The problem
Return every record below exactly as written, omitting any pictures.

Excerpted records
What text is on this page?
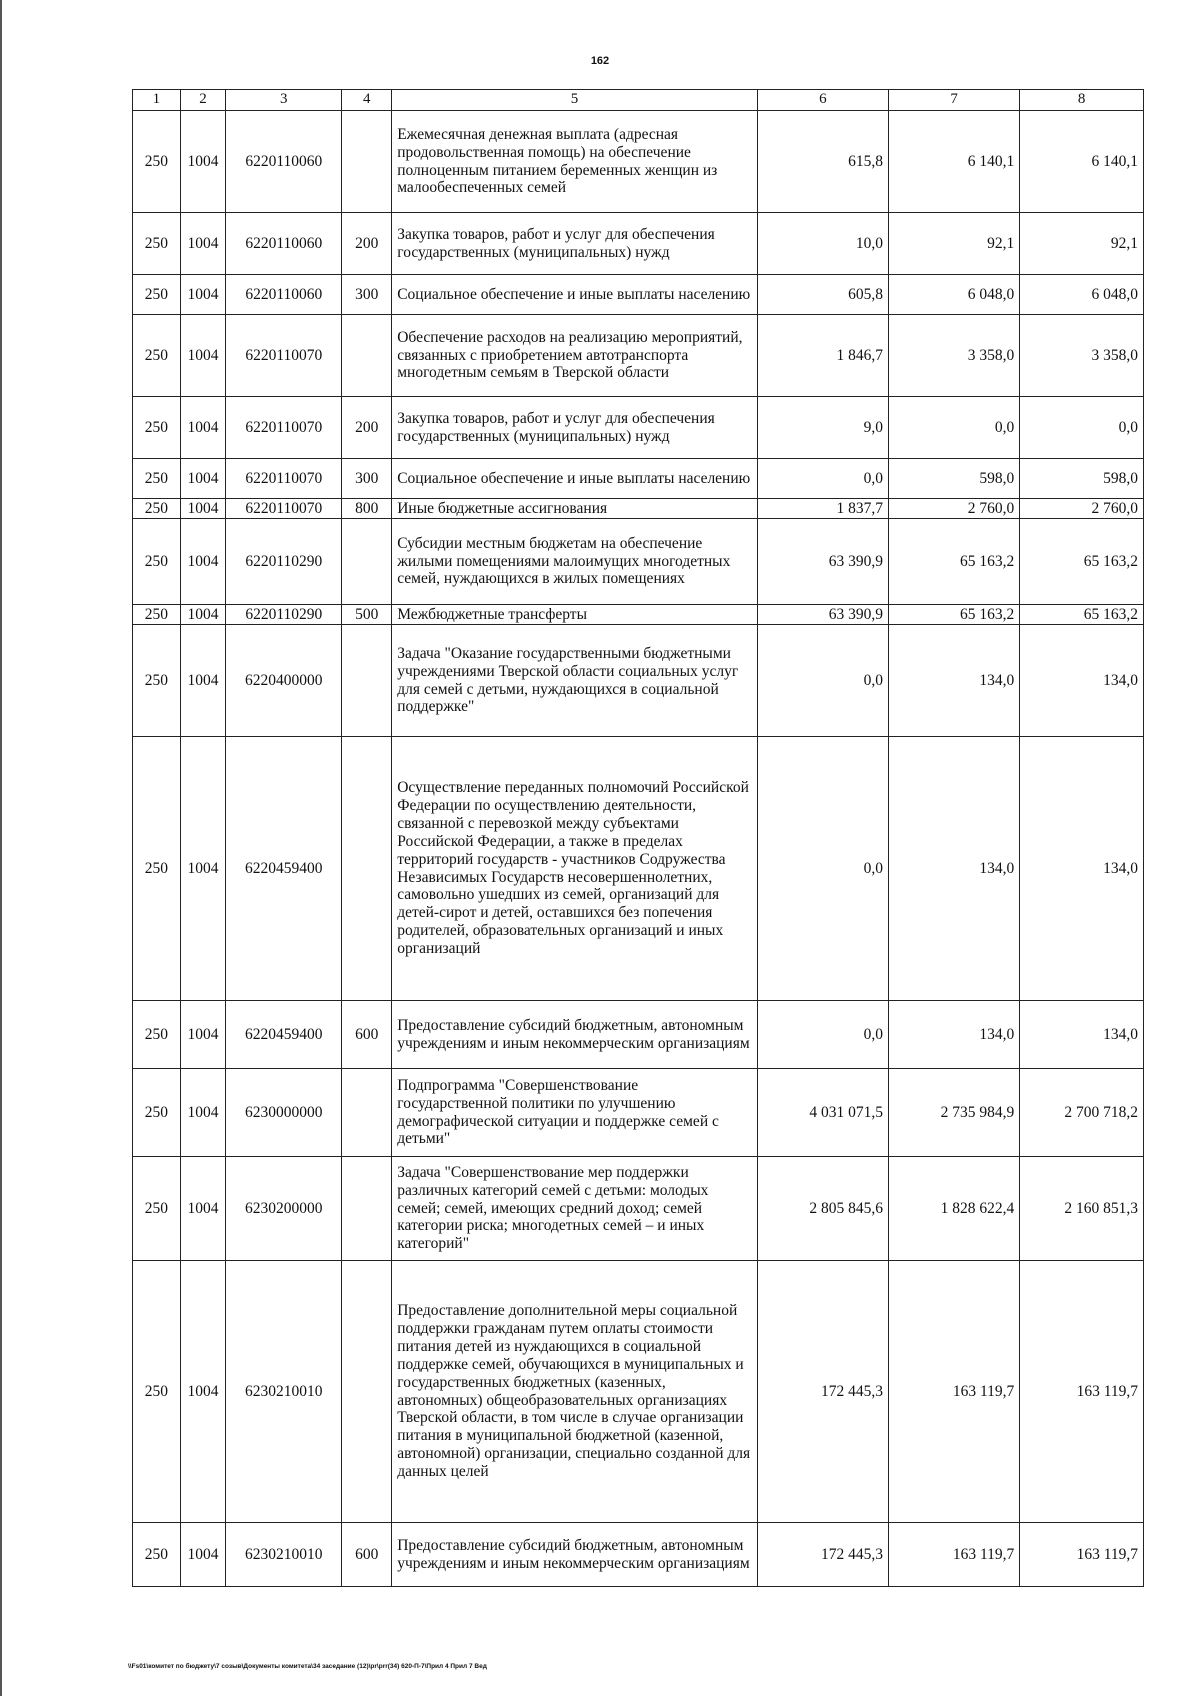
162
1	2	3	4	5	6	7	8
250	1004	6220110060		Ежемесячная денежная выплата (адресная продовольственная помощь) на обеспечение полноценным питанием беременных женщин из малообеспеченных семей	615,8	6 140,1	6 140,1
250	1004	6220110060	200	Закупка товаров, работ и услуг для обеспечения государственных (муниципальных) нужд	10,0	92,1	92,1
250	1004	6220110060	300	Социальное обеспечение и иные выплаты населению	605,8	6 048,0	6 048,0
250	1004	6220110070		Обеспечение расходов на реализацию мероприятий, связанных с приобретением автотранспорта многодетным семьям в Тверской области	1 846,7	3 358,0	3 358,0
250	1004	6220110070	200	Закупка товаров, работ и услуг для обеспечения государственных (муниципальных) нужд	9,0	0,0	0,0
250	1004	6220110070	300	Социальное обеспечение и иные выплаты населению	0,0	598,0	598,0
250	1004	6220110070	800	Иные бюджетные ассигнования	1 837,7	2 760,0	2 760,0
250	1004	6220110290		Субсидии местным бюджетам на обеспечение жилыми помещениями малоимущих многодетных семей, нуждающихся в жилых помещениях	63 390,9	65 163,2	65 163,2
250	1004	6220110290	500	Межбюджетные трансферты	63 390,9	65 163,2	65 163,2
250	1004	6220400000		Задача "Оказание государственными бюджетными учреждениями Тверской области социальных услуг для семей с детьми, нуждающихся в социальной поддержке"	0,0	134,0	134,0
250	1004	6220459400		Осуществление переданных полномочий Российской Федерации по осуществлению деятельности, связанной с перевозкой между субъектами Российской Федерации, а также в пределах территорий государств - участников Содружества Независимых Государств несовершеннолетних, самовольно ушедших из семей, организаций для детей-сирот и детей, оставшихся без попечения родителей, образовательных организаций и иных организаций	0,0	134,0	134,0
250	1004	6220459400	600	Предоставление субсидий бюджетным, автономным учреждениям и иным некоммерческим организациям	0,0	134,0	134,0
250	1004	6230000000		Подпрограмма "Совершенствование государственной политики по улучшению демографической ситуации и поддержке семей с детьми"	4 031 071,5	2 735 984,9	2 700 718,2
250	1004	6230200000		Задача "Совершенствование мер поддержки различных категорий семей с детьми: молодых семей; семей, имеющих средний доход; семей категории риска; многодетных семей – и иных категорий"	2 805 845,6	1 828 622,4	2 160 851,3
250	1004	6230210010		Предоставление дополнительной меры социальной поддержки гражданам путем оплаты стоимости питания детей из нуждающихся в социальной поддержке семей, обучающихся в муниципальных и государственных бюджетных (казенных, автономных) общеобразовательных организациях Тверской области, в том числе в случае организации питания в муниципальной бюджетной (казенной, автономной) организации, специально созданной для данных целей	172 445,3	163 119,7	163 119,7
250	1004	6230210010	600	Предоставление субсидий бюджетным, автономным учреждениям и иным некоммерческим организациям	172 445,3	163 119,7	163 119,7
\\Fs01\комитет по бюджету\7 созыв\Документы комитета\34 заседание (12)\pr\prr(34) 620-П-7\Прил 4 Прил 7 Вед
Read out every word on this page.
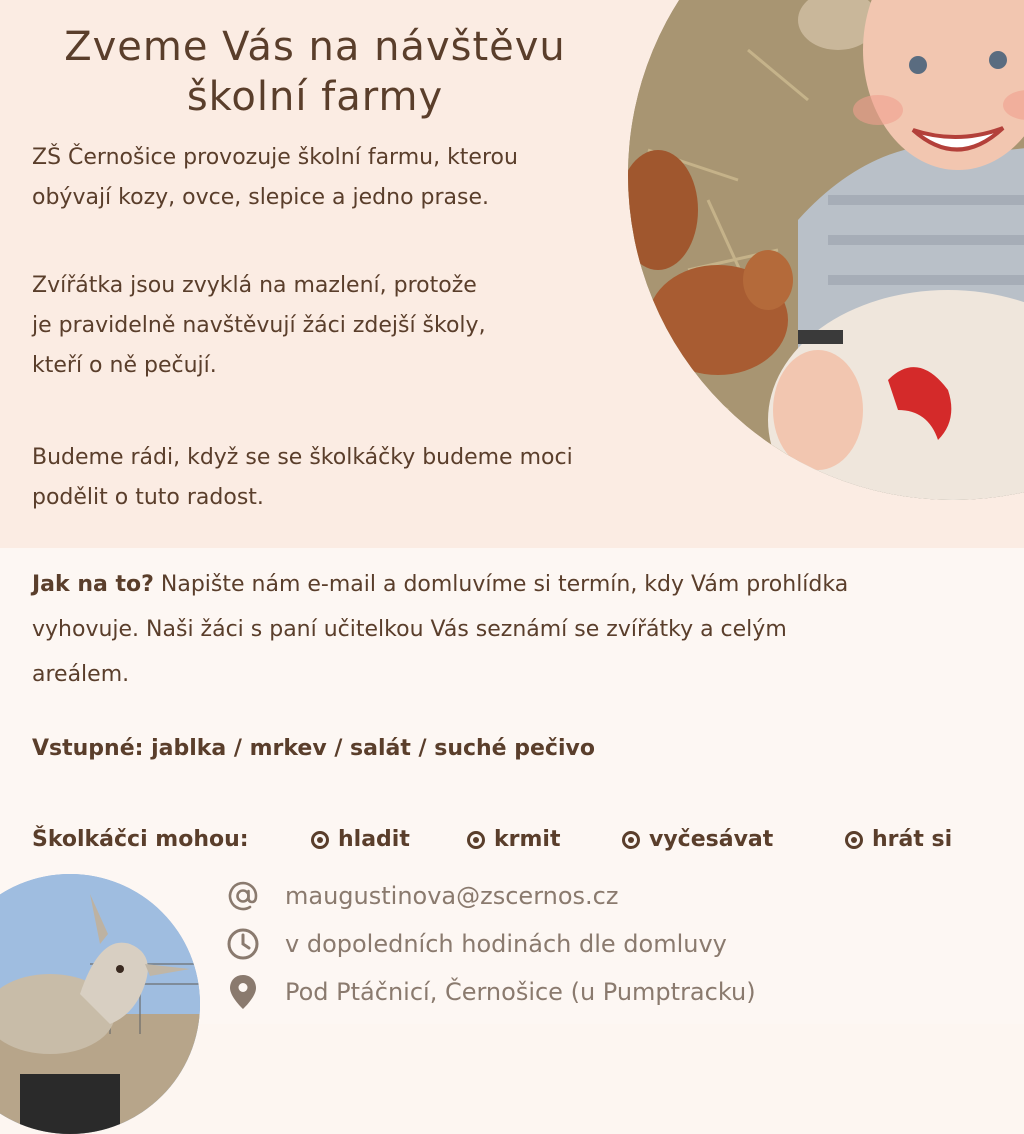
Zveme Vás na návštěvu
školní farmy

ZŠ Černošice provozuje školní farmu, kterou
obývají kozy, ovce, slepice a jedno prase.

Zvířátka jsou zvyklá na mazlení, protože
je pravidelně navštěvují žáci zdejší školy,
kteří o ně pečují.

Budeme rádi, když se se školkáčky budeme moci
podělit o tuto radost.

Jak na to? Napište nám e-mail a domluvíme si termín, kdy Vám prohlídka
vyhovuje. Naši žáci s paní učitelkou Vás seznámí se zvířátky a celým
areálem.

Vstupné: jablka / mrkev / salát / suché pečivo

Školkáčci mohou:	hladit	krmit	vyčesávat	hrát si
maugustinova@zscernos.cz
v dopoledních hodinách dle domluvy
Pod Ptáčnicí, Černošice (u Pumptracku)
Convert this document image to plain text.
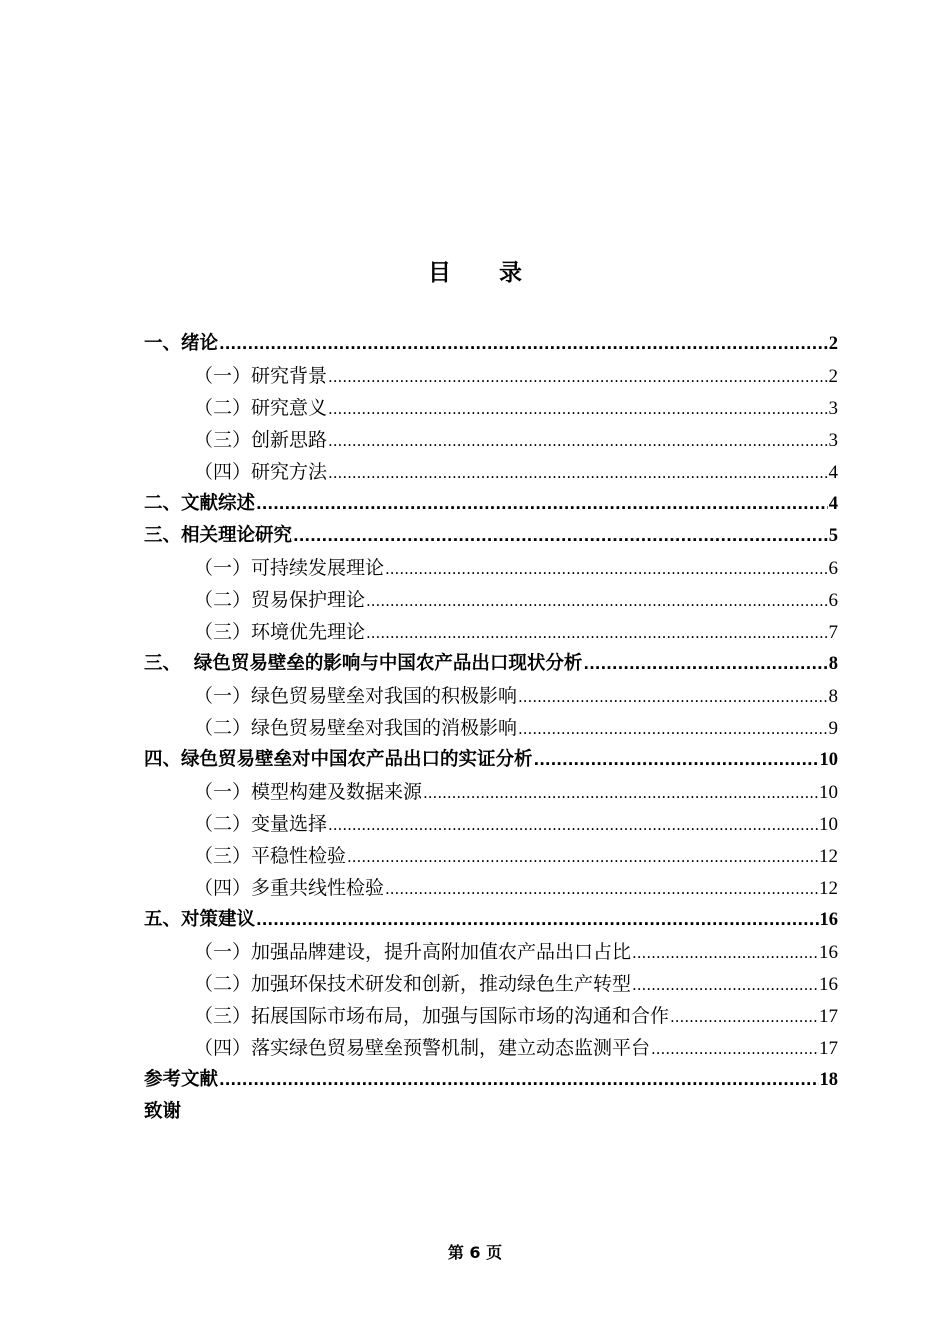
目 录
一、绪论 .....	2
（一）研究背景 .....	2
（二）研究意义 .....	3
（三）创新思路 .....	3
（四）研究方法 .....	4
二、文献综述 .....	4
三、相关理论研究 .....	5
（一）可持续发展理论 .....	6
（二）贸易保护理论 .....	6
（三）环境优先理论 .....	7
三、  绿色贸易壁垒的影响与中国农产品出口现状分析 .....	8
（一）绿色贸易壁垒对我国的积极影响 .....	8
（二）绿色贸易壁垒对我国的消极影响 .....	9
四、绿色贸易壁垒对中国农产品出口的实证分析 .....	10
（一）模型构建及数据来源 .....	10
（二）变量选择 .....	10
（三）平稳性检验 .....	12
（四）多重共线性检验 .....	12
五、对策建议 .....	16
（一）加强品牌建设，提升高附加值农产品出口占比 .....	16
（二）加强环保技术研发和创新，推动绿色生产转型 .....	16
（三）拓展国际市场布局，加强与国际市场的沟通和合作 .....	17
（四）落实绿色贸易壁垒预警机制，建立动态监测平台 .....	17
参考文献 .....	18
致谢
第 6 页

Output of the task
What text is on this page?
162
1	2	3	4	5	6	7	8
250	1004	6220110060		Ежемесячная денежная выплата (адресная продовольственная помощь) на обеспечение полноценным питанием беременных женщин из малообеспеченных семей	615,8	6 140,1	6 140,1
250	1004	6220110060	200	Закупка товаров, работ и услуг для обеспечения государственных (муниципальных) нужд	10,0	92,1	92,1
250	1004	6220110060	300	Социальное обеспечение и иные выплаты населению	605,8	6 048,0	6 048,0
250	1004	6220110070		Обеспечение расходов на реализацию мероприятий, связанных с приобретением автотранспорта многодетным семьям в Тверской области	1 846,7	3 358,0	3 358,0
250	1004	6220110070	200	Закупка товаров, работ и услуг для обеспечения государственных (муниципальных) нужд	9,0	0,0	0,0
250	1004	6220110070	300	Социальное обеспечение и иные выплаты населению	0,0	598,0	598,0
250	1004	6220110070	800	Иные бюджетные ассигнования	1 837,7	2 760,0	2 760,0
250	1004	6220110290		Субсидии местным бюджетам на обеспечение жилыми помещениями малоимущих многодетных семей, нуждающихся в жилых помещениях	63 390,9	65 163,2	65 163,2
250	1004	6220110290	500	Межбюджетные трансферты	63 390,9	65 163,2	65 163,2
250	1004	6220400000		Задача "Оказание государственными бюджетными учреждениями Тверской области социальных услуг для семей с детьми, нуждающихся в социальной поддержке"	0,0	134,0	134,0
250	1004	6220459400		Осуществление переданных полномочий Российской Федерации по осуществлению деятельности, связанной с перевозкой между субъектами Российской Федерации, а также в пределах территорий государств - участников Содружества Независимых Государств несовершеннолетних, самовольно ушедших из семей, организаций для детей-сирот и детей, оставшихся без попечения родителей, образовательных организаций и иных организаций	0,0	134,0	134,0
250	1004	6220459400	600	Предоставление субсидий бюджетным, автономным учреждениям и иным некоммерческим организациям	0,0	134,0	134,0
250	1004	6230000000		Подпрограмма "Совершенствование государственной политики по улучшению демографической ситуации и поддержке семей с детьми"	4 031 071,5	2 735 984,9	2 700 718,2
250	1004	6230200000		Задача "Совершенствование мер поддержки различных категорий семей с детьми: молодых семей; семей, имеющих средний доход; семей категории риска; многодетных семей – и иных категорий"	2 805 845,6	1 828 622,4	2 160 851,3
250	1004	6230210010		Предоставление дополнительной меры социальной поддержки гражданам путем оплаты стоимости питания детей из нуждающихся в социальной поддержке семей, обучающихся в муниципальных и государственных бюджетных (казенных, автономных) общеобразовательных организациях Тверской области, в том числе в случае организации питания в муниципальной бюджетной (казенной, автономной) организации, специально созданной для данных целей	172 445,3	163 119,7	163 119,7
250	1004	6230210010	600	Предоставление субсидий бюджетным, автономным учреждениям и иным некоммерческим организациям	172 445,3	163 119,7	163 119,7
\\Fs01\комитет по бюджету\7 созыв\Документы комитета\34 заседание (12)\pr\prr(34) 620-П-7\Прил 4 Прил 7 Вед
Read out every word on this page.
Zveme Vás na návštěvu
školní farmy

ZŠ Černošice provozuje školní farmu, kterou
obývají kozy, ovce, slepice a jedno prase.

Zvířátka jsou zvyklá na mazlení, protože
je pravidelně navštěvují žáci zdejší školy,
kteří o ně pečují.

Budeme rádi, když se se školkáčky budeme moci
podělit o tuto radost.

Jak na to? Napište nám e-mail a domluvíme si termín, kdy Vám prohlídka
vyhovuje. Naši žáci s paní učitelkou Vás seznámí se zvířátky a celým
areálem.

Vstupné: jablka / mrkev / salát / suché pečivo

Školkáčci mohou:	hladit	krmit	vyčesávat	hrát si
maugustinova@zscernos.cz
v dopoledních hodinách dle domluvy
Pod Ptáčnicí, Černošice (u Pumptracku)
Convert this document image to plain text.
目 录
一、绪论 .....	2
（一）研究背景 .....	2
（二）研究意义 .....	3
（三）创新思路 .....	3
（四）研究方法 .....	4
二、文献综述 .....	4
三、相关理论研究 .....	5
（一）可持续发展理论 .....	6
（二）贸易保护理论 .....	6
（三）环境优先理论 .....	7
三、  绿色贸易壁垒的影响与中国农产品出口现状分析 .....	8
（一）绿色贸易壁垒对我国的积极影响 .....	8
（二）绿色贸易壁垒对我国的消极影响 .....	9
四、绿色贸易壁垒对中国农产品出口的实证分析 .....	10
（一）模型构建及数据来源 .....	10
（二）变量选择 .....	10
（三）平稳性检验 .....	12
（四）多重共线性检验 .....	12
五、对策建议 .....	16
（一）加强品牌建设，提升高附加值农产品出口占比 .....	16
（二）加强环保技术研发和创新，推动绿色生产转型 .....	16
（三）拓展国际市场布局，加强与国际市场的沟通和合作 .....	17
（四）落实绿色贸易壁垒预警机制，建立动态监测平台 .....	17
参考文献 .....	18
致谢
第 6 页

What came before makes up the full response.